Recorded data:
****
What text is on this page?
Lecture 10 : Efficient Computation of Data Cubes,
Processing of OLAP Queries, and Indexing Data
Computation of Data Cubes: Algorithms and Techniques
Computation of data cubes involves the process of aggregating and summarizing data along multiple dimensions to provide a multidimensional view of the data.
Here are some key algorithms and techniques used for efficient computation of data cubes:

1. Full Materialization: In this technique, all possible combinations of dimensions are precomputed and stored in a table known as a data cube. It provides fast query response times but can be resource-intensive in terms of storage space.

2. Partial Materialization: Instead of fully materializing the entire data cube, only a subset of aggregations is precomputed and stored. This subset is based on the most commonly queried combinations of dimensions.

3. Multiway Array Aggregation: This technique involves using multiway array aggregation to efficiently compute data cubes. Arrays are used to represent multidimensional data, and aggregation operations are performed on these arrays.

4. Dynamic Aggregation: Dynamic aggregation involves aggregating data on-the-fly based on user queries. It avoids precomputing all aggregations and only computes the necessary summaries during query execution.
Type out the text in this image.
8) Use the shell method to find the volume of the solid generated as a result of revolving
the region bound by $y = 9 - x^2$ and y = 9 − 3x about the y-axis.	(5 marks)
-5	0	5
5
****
Set task
From the entries above, extract every line where the word "used" appears.

Final result
Here are some key algorithms and techniques used for efficient computation of data cubes:
3. Multiway Array Aggregation: This technique involves using multiway array aggregation to efficiently compute data cubes. Arrays are used to represent multidimensional data, and aggregation operations are performed on these arrays.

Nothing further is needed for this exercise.